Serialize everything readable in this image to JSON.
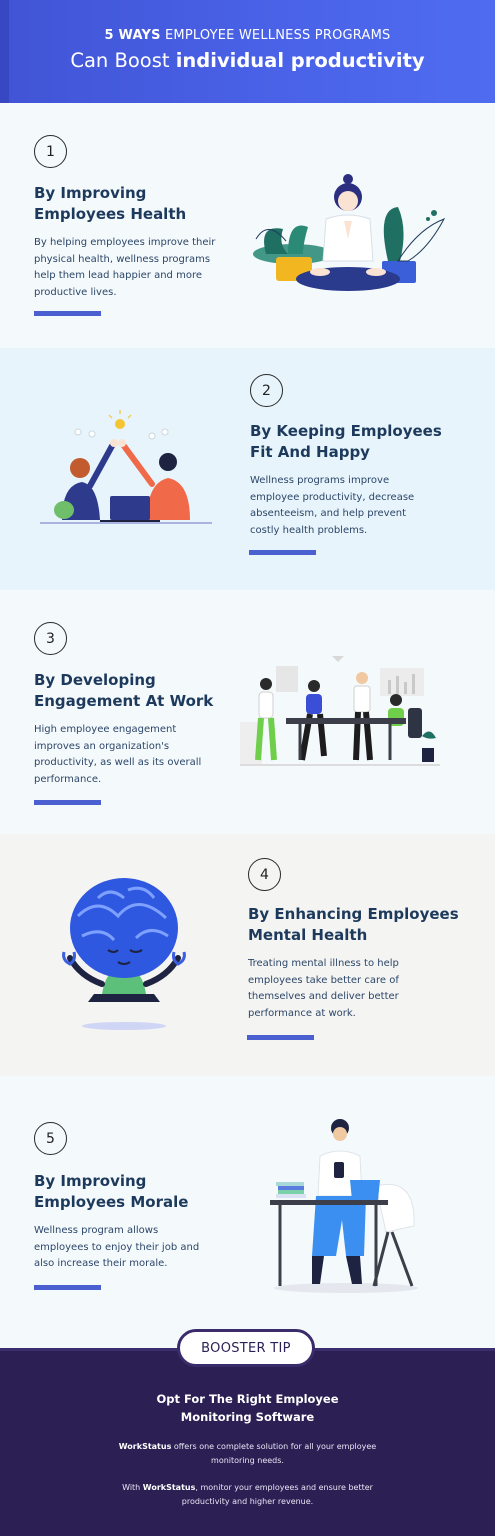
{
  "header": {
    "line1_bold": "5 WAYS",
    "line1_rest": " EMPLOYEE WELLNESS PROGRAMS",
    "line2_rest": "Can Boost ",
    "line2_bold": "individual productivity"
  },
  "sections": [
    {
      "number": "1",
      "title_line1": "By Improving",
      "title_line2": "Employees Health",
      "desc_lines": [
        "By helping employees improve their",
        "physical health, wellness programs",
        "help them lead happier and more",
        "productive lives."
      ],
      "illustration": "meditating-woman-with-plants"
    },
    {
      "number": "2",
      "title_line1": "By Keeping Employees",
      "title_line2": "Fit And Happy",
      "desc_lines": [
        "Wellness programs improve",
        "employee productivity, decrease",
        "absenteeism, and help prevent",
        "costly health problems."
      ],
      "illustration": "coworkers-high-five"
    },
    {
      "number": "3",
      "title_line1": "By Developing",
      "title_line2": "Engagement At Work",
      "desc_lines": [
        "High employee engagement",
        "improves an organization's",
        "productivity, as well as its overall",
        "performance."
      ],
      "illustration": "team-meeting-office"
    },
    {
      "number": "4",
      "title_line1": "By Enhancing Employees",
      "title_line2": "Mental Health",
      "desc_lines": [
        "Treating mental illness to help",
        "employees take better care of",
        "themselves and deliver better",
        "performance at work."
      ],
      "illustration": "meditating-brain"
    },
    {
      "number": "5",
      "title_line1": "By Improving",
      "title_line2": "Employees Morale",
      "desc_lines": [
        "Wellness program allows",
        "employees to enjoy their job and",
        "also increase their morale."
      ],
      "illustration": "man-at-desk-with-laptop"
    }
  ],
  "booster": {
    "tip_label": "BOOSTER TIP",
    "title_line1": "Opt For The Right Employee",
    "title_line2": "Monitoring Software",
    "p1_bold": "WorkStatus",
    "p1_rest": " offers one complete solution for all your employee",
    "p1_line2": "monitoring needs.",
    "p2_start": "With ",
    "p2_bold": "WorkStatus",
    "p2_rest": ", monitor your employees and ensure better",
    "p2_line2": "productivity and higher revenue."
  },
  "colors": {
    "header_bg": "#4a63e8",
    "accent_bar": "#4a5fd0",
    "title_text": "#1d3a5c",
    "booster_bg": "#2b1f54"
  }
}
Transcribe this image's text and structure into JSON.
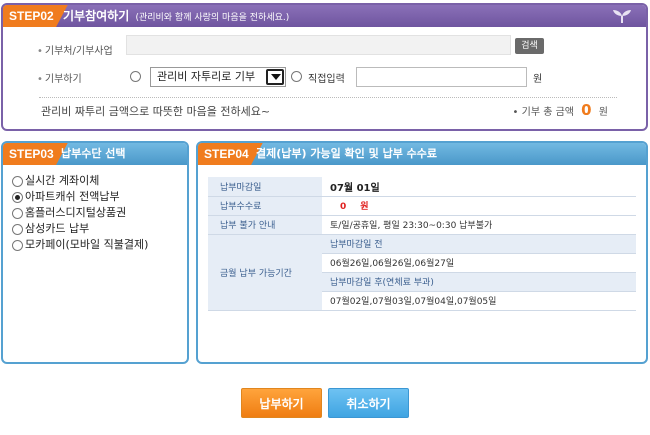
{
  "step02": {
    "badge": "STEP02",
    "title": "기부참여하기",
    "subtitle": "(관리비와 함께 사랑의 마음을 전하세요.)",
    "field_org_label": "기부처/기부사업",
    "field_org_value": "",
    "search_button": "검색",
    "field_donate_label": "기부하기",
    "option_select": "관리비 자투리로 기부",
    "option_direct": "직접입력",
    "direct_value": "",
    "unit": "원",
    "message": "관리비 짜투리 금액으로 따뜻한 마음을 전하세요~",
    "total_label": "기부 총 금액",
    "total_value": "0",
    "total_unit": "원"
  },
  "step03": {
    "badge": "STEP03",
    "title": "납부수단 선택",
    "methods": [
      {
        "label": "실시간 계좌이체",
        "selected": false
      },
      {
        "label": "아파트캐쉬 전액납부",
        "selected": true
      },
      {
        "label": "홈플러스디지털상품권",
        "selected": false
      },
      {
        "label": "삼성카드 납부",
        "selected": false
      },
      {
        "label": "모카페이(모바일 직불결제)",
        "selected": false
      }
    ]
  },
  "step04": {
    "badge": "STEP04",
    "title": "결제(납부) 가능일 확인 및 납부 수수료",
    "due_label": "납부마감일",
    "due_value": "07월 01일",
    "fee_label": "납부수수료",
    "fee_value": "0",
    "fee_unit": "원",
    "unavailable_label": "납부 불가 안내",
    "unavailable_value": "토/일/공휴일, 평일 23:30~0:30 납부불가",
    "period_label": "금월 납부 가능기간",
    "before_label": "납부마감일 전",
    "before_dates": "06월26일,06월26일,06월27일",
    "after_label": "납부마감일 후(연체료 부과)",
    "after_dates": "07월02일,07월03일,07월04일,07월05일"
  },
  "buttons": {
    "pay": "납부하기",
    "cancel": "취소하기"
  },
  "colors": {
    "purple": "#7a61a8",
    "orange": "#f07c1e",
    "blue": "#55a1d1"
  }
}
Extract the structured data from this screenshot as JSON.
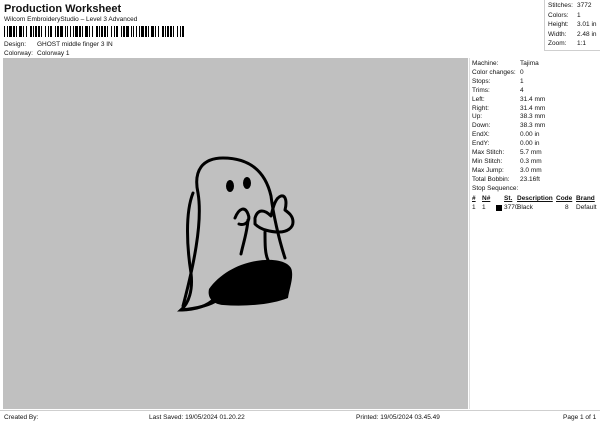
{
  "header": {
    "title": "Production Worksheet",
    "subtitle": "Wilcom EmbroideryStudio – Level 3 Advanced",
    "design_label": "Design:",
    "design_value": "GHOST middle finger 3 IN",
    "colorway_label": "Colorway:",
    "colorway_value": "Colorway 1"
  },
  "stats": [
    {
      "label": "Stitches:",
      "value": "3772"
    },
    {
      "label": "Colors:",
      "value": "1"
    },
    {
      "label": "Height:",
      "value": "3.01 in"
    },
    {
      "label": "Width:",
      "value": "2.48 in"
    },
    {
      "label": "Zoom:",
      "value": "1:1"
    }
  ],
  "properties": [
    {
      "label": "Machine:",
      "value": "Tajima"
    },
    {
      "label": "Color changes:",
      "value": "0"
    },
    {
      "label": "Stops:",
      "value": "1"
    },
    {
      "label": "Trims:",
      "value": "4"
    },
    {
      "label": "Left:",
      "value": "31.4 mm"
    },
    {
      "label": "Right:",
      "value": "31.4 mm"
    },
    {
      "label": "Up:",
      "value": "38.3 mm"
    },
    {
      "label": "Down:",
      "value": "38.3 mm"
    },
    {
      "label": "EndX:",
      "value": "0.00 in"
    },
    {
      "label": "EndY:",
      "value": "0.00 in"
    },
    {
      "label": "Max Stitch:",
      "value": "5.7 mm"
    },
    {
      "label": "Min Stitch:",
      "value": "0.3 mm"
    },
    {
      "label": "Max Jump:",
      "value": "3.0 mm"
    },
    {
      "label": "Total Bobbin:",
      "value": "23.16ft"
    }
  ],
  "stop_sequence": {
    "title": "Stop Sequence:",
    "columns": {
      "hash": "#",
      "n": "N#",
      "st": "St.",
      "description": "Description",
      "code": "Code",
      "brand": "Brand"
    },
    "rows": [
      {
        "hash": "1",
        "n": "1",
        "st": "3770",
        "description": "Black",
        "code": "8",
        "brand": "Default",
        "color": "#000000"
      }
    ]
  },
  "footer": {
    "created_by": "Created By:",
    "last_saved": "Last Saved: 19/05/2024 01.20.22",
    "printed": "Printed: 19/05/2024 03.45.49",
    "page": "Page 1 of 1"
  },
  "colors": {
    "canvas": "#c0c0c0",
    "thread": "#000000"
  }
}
---
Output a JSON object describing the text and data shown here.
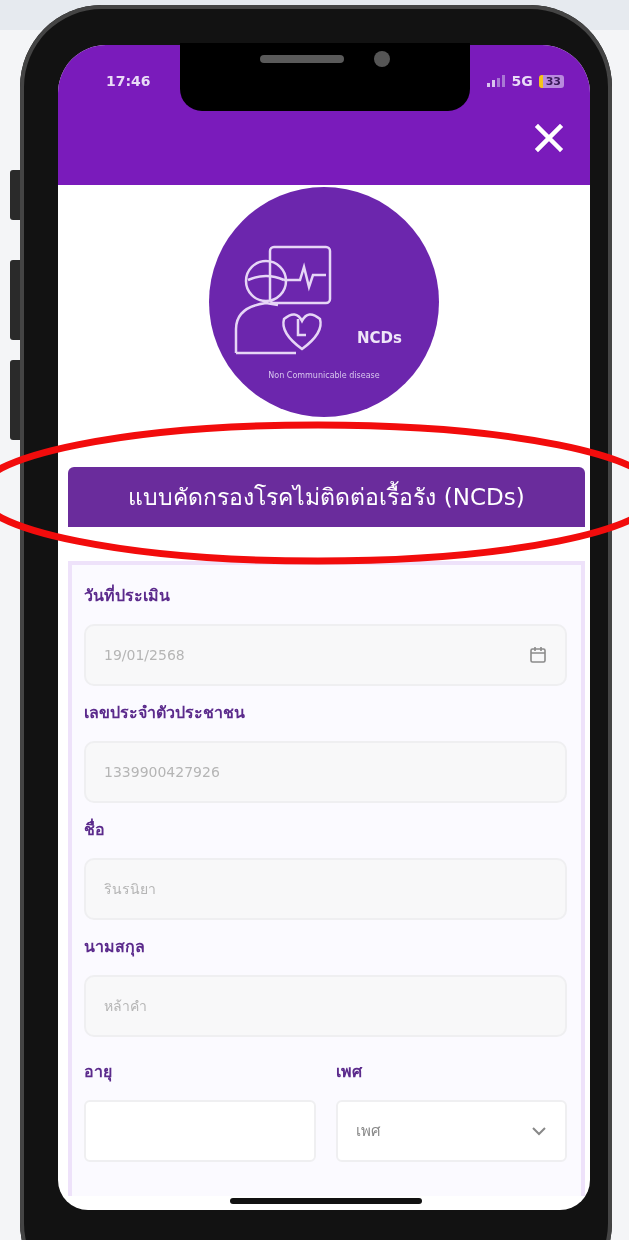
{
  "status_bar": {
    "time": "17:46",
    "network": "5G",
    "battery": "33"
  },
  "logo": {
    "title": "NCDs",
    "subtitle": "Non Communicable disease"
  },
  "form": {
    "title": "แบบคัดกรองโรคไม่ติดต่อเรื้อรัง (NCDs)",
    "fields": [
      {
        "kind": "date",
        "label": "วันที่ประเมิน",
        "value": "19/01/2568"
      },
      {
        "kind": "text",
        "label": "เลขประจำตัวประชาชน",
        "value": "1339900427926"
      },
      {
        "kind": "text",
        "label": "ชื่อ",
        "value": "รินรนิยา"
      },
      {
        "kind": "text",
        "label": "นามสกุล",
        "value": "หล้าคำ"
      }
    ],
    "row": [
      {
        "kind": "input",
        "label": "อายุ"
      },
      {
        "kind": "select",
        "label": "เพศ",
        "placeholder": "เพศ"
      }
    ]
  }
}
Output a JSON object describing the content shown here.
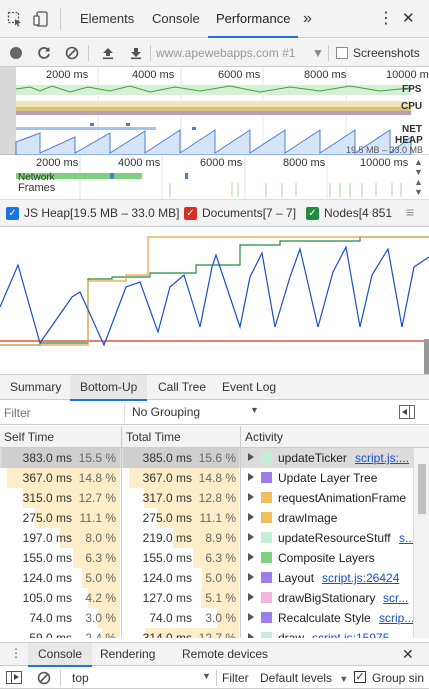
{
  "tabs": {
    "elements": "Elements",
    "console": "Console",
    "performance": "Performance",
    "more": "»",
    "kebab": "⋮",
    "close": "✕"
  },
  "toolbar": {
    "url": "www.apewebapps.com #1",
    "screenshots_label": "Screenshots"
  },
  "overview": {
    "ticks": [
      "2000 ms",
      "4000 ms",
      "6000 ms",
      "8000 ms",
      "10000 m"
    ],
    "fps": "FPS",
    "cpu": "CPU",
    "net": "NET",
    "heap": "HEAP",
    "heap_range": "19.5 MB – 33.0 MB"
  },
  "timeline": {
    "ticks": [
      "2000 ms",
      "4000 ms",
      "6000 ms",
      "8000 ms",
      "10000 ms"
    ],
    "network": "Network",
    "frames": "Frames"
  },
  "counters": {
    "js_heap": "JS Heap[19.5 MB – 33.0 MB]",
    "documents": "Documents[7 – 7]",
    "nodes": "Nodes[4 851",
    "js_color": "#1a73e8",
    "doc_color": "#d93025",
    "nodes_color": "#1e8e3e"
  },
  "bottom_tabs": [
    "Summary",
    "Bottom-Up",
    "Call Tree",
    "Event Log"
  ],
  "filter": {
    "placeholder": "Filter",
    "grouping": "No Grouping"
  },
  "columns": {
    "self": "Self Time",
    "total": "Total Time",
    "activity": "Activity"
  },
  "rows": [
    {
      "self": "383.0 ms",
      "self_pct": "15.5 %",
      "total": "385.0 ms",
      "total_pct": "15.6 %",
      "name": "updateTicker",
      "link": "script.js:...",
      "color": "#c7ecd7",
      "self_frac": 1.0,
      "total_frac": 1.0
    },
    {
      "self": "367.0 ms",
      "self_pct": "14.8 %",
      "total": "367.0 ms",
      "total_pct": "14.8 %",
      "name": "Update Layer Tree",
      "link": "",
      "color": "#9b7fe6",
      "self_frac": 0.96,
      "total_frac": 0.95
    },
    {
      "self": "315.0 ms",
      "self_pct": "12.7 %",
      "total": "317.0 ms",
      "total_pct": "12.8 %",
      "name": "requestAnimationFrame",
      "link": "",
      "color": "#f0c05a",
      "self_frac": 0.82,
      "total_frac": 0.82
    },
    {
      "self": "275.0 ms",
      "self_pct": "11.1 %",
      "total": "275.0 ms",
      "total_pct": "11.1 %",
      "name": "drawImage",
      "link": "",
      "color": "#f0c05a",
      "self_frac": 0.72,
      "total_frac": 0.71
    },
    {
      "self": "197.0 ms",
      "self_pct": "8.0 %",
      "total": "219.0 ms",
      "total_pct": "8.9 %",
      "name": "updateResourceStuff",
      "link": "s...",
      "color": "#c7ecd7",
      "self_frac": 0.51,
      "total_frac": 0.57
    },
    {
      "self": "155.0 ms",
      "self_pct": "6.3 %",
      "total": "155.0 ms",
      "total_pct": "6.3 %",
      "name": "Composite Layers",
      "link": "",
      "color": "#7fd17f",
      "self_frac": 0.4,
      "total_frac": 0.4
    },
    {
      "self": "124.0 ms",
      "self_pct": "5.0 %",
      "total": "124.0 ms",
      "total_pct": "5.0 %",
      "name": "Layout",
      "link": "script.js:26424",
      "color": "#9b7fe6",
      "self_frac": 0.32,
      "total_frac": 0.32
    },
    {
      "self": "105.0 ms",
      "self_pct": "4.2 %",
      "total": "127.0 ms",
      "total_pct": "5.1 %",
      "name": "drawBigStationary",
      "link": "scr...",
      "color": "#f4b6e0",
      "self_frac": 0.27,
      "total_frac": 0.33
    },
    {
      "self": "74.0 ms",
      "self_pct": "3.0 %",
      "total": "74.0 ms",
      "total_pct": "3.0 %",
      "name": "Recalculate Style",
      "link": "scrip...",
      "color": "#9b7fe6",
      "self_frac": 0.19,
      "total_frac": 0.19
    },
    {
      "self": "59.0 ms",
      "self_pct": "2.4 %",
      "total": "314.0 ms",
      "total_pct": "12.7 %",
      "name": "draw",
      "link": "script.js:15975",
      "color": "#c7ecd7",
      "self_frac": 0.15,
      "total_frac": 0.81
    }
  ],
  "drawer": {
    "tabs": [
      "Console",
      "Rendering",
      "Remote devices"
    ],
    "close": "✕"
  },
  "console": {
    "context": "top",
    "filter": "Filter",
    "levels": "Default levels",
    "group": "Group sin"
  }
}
==
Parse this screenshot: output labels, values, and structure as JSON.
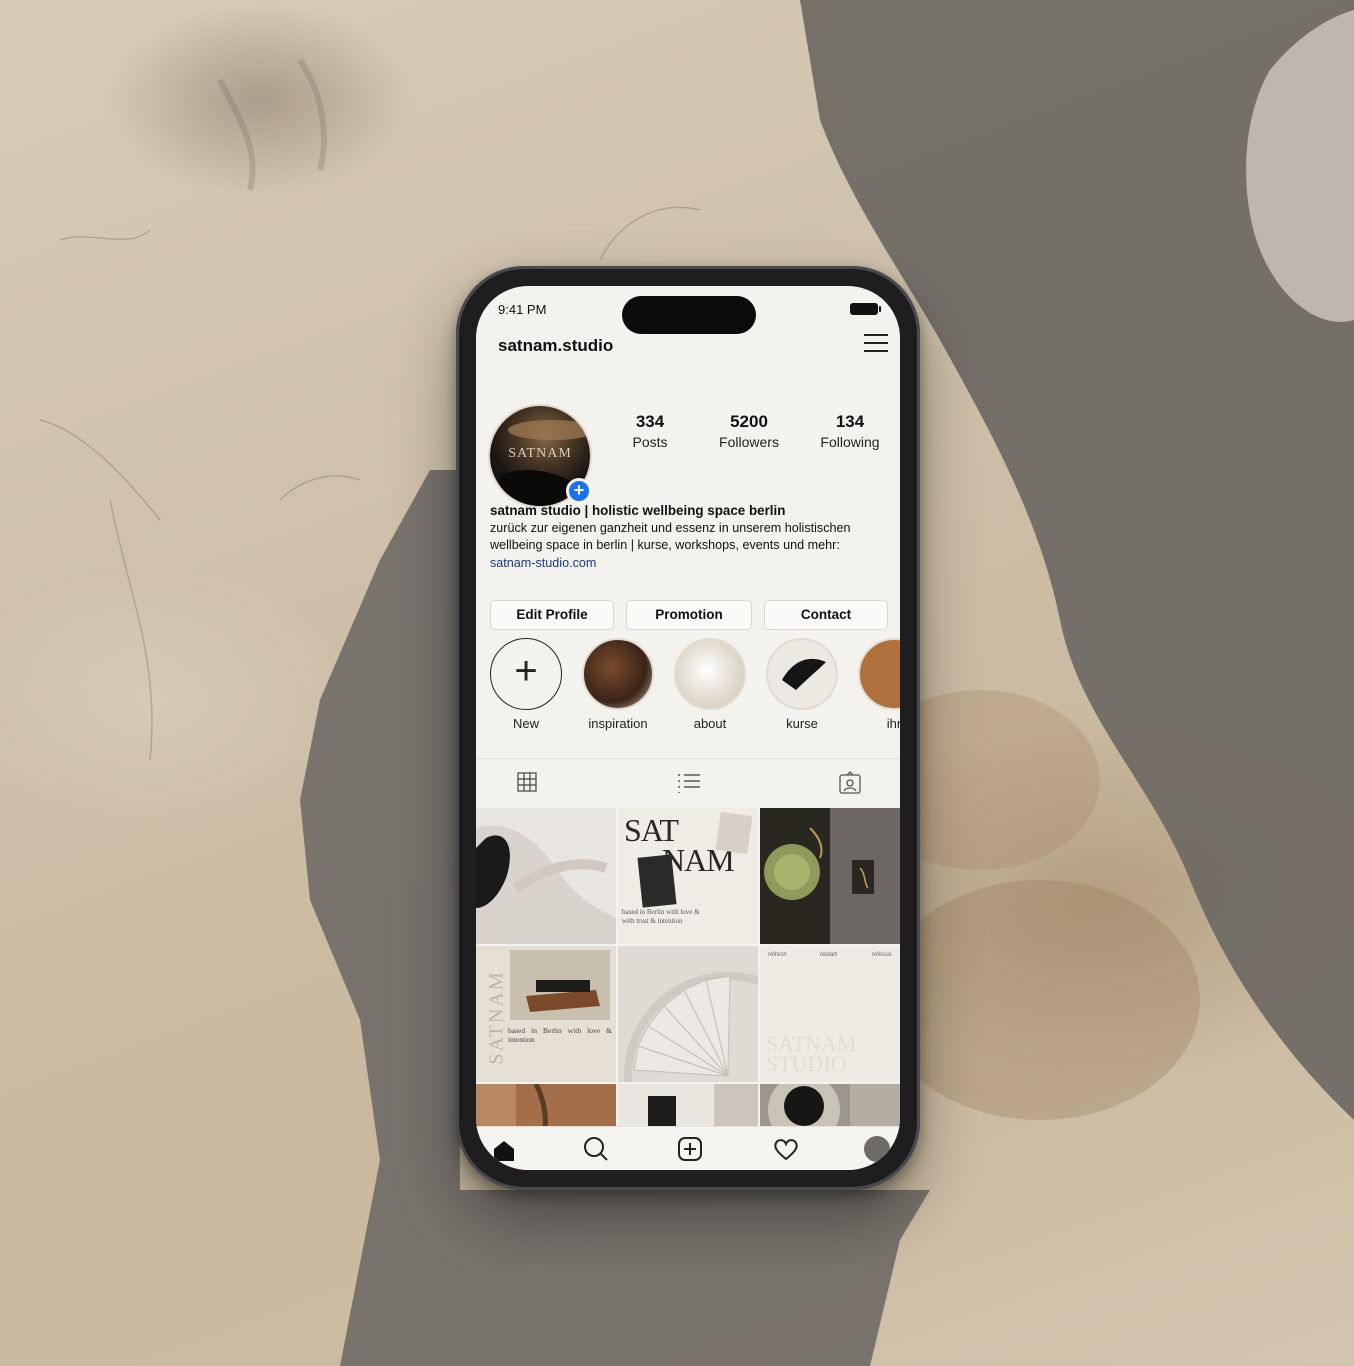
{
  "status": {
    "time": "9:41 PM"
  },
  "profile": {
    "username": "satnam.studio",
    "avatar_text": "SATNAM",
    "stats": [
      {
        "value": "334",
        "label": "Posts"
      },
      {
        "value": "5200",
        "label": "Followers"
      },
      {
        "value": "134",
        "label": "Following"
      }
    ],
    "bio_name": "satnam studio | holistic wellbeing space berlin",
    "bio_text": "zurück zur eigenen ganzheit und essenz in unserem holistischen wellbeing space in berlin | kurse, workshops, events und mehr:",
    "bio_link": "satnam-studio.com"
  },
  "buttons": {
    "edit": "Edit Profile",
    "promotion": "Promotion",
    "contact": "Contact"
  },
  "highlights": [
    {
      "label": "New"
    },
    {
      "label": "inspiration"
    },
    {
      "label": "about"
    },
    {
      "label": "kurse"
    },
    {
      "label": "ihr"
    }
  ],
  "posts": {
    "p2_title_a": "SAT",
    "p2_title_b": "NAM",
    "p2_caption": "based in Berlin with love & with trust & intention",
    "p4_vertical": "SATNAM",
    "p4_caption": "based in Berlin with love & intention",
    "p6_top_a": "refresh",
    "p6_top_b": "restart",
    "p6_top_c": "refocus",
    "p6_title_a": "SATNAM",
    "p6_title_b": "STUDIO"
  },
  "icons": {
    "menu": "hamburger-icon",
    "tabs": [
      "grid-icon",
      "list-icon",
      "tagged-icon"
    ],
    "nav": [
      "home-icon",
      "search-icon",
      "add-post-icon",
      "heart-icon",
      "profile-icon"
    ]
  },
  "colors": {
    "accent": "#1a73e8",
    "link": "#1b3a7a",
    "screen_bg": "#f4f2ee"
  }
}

INSTRUCTIONS TO FOLLOW: Scan the material above for the string "납부마감일" and return the lines that hold it.

THE SOLUTION:
    "due_label": "납부마감일",
    "before_label": "납부마감일 전",
    "after_label": "납부마감일 후(연체료 부과)",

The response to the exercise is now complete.